TASK BRIEF → Tell how many lines in the data below hold the string "Bloomberg"; give nothing but the number.

-- Start of MATERIAL SHOWN --

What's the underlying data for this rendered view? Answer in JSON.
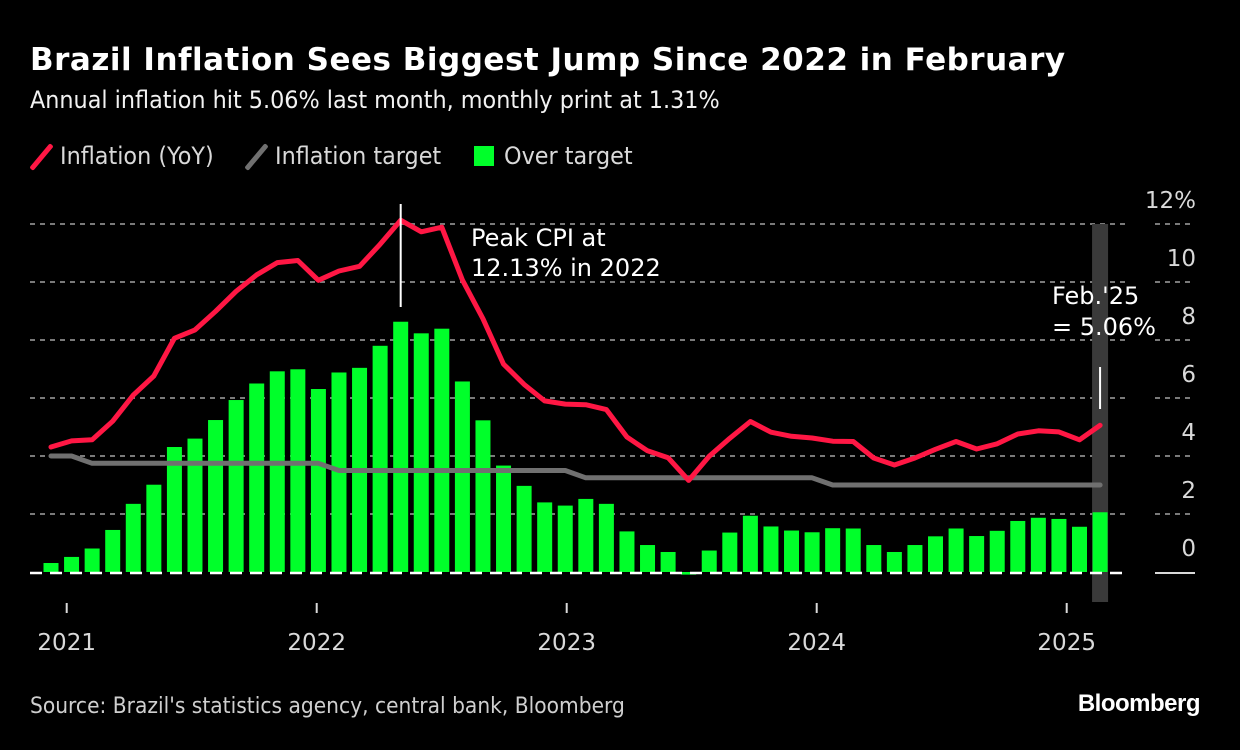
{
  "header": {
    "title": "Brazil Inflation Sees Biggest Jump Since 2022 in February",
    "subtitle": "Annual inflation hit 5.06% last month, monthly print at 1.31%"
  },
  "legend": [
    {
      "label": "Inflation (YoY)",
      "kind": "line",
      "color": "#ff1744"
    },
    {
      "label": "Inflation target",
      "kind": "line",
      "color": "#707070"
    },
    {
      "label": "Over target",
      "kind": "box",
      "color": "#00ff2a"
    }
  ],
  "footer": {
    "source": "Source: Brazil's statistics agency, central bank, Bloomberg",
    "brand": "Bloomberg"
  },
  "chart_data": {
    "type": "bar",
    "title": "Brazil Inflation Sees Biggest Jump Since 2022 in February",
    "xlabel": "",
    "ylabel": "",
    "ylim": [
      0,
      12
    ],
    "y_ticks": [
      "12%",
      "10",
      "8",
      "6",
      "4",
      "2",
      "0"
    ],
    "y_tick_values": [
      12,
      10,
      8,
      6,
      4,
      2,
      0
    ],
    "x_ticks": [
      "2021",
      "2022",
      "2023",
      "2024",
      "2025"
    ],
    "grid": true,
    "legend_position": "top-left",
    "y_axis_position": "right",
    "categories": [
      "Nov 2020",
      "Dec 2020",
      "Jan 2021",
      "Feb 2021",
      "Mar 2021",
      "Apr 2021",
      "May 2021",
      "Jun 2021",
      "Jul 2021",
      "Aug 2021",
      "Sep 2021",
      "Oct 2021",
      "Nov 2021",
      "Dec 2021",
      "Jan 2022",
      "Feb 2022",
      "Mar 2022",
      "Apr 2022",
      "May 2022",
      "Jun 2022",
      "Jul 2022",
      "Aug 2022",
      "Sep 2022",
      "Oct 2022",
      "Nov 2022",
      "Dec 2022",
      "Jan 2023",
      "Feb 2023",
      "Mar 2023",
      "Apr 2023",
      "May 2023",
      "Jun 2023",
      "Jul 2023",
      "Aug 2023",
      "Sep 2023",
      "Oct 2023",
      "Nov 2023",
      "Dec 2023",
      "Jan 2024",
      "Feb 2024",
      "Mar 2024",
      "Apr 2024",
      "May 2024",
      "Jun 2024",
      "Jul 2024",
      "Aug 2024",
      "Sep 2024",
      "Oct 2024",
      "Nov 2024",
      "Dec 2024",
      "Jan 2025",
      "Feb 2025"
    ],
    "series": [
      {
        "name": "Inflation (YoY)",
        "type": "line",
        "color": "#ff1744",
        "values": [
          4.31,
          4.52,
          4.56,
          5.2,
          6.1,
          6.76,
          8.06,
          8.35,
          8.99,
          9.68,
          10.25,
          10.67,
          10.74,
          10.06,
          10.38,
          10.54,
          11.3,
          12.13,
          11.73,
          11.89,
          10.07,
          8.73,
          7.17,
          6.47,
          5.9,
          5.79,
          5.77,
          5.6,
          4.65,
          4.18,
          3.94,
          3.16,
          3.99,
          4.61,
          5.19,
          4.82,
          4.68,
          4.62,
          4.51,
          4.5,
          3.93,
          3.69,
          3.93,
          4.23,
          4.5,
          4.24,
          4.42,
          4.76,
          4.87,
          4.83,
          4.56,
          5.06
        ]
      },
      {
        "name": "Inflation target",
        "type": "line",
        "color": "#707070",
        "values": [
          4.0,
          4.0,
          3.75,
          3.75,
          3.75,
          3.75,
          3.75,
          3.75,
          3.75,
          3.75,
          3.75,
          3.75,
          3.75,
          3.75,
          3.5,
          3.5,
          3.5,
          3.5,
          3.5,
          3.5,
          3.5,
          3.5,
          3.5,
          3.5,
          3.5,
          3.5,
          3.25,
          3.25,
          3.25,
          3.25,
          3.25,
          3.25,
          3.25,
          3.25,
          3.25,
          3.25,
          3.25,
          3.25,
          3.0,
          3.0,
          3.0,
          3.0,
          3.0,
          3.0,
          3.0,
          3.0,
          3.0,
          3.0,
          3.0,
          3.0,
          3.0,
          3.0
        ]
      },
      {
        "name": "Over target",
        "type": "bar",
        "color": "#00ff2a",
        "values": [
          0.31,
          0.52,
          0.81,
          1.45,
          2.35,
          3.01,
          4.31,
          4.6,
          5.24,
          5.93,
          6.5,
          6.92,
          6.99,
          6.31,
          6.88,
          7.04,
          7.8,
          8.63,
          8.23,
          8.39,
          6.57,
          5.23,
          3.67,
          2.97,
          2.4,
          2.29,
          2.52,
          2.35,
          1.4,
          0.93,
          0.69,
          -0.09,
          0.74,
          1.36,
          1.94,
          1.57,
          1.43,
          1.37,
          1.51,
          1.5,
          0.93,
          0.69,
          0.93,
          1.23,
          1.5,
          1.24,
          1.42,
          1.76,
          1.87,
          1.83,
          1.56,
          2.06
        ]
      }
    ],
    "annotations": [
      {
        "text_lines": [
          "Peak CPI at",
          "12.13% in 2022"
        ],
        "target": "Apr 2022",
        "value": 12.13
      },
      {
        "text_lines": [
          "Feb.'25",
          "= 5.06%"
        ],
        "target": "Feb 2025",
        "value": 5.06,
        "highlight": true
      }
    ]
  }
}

-- End of MATERIAL SHOWN --
-- Start of MATERIAL SHOWN --

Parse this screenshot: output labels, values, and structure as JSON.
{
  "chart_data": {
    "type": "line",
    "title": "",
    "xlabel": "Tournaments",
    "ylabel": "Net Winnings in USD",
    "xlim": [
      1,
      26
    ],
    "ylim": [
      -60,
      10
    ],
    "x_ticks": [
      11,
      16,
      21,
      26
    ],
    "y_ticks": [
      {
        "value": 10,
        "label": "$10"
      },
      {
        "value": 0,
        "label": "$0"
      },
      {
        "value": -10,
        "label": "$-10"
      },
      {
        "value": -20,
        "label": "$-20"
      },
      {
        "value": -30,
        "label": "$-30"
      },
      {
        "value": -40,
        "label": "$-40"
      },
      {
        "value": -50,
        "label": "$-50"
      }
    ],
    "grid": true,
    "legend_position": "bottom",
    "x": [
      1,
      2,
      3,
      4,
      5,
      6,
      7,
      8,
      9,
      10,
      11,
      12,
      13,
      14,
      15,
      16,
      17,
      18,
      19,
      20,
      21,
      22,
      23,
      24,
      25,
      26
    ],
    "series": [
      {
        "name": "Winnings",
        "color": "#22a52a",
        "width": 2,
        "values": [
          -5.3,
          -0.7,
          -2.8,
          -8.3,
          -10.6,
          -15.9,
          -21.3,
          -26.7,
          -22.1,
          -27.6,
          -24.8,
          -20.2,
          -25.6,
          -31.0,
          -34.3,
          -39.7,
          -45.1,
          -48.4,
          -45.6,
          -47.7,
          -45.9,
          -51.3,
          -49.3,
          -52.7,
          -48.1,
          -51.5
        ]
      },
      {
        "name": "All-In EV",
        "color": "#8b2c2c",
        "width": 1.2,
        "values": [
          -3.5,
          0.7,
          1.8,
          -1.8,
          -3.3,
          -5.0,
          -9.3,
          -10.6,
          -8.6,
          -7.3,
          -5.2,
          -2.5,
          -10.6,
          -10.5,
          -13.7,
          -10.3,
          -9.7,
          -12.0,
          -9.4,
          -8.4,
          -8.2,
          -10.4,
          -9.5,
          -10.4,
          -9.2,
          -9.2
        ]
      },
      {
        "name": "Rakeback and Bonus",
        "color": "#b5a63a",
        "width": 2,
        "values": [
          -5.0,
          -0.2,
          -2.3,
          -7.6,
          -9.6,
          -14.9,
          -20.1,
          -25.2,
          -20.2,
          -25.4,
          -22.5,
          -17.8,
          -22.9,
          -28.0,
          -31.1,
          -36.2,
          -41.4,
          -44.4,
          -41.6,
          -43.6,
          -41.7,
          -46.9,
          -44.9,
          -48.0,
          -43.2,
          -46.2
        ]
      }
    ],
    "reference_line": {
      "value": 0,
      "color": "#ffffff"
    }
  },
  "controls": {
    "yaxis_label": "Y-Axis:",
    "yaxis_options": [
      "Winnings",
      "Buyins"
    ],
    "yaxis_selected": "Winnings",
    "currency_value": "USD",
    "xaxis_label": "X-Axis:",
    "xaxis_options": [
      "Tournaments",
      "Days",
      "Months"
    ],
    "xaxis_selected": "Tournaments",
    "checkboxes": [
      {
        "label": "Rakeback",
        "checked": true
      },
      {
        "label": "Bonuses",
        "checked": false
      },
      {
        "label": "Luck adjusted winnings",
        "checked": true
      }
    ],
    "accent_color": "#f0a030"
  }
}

-- End of MATERIAL SHOWN --
-- Start of MATERIAL SHOWN --

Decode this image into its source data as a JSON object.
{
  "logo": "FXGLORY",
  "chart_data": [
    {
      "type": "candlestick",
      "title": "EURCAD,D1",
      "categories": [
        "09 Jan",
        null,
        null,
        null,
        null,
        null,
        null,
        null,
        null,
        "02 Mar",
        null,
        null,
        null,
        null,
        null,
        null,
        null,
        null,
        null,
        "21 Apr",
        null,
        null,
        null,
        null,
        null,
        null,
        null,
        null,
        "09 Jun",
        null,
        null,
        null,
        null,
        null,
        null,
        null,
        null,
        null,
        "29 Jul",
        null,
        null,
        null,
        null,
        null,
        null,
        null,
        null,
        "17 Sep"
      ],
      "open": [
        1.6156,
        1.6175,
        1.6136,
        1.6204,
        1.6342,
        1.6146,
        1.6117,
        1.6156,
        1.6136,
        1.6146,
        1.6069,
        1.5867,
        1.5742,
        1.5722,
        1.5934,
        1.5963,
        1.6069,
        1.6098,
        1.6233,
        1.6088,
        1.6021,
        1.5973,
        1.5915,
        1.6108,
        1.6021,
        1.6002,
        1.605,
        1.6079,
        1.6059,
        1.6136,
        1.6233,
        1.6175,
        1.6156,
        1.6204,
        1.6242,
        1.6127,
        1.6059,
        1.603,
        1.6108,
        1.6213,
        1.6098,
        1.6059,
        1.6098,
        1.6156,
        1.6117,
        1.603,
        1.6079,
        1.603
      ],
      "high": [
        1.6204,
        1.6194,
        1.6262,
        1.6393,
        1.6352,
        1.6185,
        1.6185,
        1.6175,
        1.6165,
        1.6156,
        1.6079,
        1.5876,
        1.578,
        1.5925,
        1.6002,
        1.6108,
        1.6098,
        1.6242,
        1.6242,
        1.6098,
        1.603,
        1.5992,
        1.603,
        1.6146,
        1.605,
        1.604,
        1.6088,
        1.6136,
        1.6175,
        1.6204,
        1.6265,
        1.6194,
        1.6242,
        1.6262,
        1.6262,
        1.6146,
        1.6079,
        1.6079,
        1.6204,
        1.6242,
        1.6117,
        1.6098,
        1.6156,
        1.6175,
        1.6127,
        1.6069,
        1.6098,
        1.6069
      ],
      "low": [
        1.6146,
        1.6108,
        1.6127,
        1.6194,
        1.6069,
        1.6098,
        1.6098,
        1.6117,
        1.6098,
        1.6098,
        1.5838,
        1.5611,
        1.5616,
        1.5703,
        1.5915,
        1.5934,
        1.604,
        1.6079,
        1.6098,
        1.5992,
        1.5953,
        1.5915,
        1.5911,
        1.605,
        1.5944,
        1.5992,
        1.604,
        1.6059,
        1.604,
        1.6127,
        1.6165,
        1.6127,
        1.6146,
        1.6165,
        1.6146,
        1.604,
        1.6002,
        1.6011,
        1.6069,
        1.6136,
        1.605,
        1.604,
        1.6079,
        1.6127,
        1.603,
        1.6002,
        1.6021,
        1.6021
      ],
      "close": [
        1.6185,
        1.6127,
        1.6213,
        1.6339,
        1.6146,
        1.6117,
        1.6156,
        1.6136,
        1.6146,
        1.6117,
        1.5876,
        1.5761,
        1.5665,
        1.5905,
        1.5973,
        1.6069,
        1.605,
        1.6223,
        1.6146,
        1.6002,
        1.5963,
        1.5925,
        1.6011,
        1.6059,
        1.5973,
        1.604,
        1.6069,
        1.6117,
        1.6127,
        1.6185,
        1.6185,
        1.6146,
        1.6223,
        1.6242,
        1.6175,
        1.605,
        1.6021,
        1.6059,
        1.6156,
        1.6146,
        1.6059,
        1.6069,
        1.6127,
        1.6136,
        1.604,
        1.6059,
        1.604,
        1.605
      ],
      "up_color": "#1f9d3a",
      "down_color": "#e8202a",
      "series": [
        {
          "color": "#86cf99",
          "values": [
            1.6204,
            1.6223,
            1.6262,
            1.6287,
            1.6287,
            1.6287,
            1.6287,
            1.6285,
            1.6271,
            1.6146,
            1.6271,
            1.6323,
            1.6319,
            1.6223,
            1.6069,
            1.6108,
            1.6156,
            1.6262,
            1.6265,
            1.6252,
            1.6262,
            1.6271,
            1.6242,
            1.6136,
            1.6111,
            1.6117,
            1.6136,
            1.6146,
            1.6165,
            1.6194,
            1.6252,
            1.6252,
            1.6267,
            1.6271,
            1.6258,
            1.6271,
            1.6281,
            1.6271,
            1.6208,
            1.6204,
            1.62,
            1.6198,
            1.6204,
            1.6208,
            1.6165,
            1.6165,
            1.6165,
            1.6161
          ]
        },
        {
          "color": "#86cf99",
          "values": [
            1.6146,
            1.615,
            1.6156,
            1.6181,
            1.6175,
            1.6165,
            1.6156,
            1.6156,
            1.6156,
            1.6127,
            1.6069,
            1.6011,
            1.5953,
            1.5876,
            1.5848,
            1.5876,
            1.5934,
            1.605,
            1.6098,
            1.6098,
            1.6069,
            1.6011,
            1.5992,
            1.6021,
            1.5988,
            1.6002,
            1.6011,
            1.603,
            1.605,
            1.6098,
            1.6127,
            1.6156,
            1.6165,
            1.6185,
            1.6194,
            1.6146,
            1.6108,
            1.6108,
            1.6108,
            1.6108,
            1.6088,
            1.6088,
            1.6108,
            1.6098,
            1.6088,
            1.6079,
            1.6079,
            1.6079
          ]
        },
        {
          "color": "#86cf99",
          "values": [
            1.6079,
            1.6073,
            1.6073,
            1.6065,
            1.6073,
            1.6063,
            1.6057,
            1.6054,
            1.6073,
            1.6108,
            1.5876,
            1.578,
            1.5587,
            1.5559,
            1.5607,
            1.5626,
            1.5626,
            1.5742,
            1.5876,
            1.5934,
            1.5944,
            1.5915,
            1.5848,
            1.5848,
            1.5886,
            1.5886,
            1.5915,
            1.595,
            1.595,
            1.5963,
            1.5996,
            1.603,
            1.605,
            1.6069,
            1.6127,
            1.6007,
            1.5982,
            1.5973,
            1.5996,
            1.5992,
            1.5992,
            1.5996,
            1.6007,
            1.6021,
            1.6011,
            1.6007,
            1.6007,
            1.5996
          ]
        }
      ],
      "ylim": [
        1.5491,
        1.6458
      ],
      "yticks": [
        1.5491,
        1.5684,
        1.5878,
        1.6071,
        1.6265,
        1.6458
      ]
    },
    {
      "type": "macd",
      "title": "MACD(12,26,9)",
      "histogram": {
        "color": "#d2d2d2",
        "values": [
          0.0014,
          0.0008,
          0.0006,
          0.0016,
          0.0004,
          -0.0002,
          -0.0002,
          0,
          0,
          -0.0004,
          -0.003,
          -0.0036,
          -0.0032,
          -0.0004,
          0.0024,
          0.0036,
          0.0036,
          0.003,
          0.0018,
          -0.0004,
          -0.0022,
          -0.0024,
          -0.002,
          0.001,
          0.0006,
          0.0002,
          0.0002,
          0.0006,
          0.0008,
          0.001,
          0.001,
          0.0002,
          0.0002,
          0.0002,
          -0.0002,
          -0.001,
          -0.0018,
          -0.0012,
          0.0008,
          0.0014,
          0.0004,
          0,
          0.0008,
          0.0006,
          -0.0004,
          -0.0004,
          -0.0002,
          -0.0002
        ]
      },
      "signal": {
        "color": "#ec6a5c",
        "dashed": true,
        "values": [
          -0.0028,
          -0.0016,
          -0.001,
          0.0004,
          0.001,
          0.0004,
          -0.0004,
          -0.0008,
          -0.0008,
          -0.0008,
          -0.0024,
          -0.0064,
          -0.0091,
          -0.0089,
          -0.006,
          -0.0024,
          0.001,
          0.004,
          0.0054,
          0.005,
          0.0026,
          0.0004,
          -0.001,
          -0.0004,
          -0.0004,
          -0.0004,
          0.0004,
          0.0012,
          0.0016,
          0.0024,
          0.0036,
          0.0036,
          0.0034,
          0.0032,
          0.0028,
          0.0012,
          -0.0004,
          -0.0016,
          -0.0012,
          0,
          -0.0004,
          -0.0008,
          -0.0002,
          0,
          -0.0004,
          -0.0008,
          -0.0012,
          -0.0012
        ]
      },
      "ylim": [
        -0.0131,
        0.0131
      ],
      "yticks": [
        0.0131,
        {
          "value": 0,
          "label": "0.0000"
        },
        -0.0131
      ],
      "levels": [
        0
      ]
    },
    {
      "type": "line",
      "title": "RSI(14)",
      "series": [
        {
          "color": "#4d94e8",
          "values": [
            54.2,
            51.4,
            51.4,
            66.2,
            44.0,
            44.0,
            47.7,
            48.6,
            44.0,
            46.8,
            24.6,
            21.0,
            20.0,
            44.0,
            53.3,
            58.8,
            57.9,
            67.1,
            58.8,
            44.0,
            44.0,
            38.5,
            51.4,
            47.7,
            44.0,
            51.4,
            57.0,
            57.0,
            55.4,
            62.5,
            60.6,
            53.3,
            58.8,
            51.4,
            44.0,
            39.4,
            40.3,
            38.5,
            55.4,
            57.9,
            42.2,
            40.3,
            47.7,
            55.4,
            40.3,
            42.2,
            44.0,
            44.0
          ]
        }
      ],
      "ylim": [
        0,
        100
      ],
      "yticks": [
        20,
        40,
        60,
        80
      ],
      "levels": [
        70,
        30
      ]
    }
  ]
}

-- End of MATERIAL SHOWN --

RESULT OF THIS TASK → 2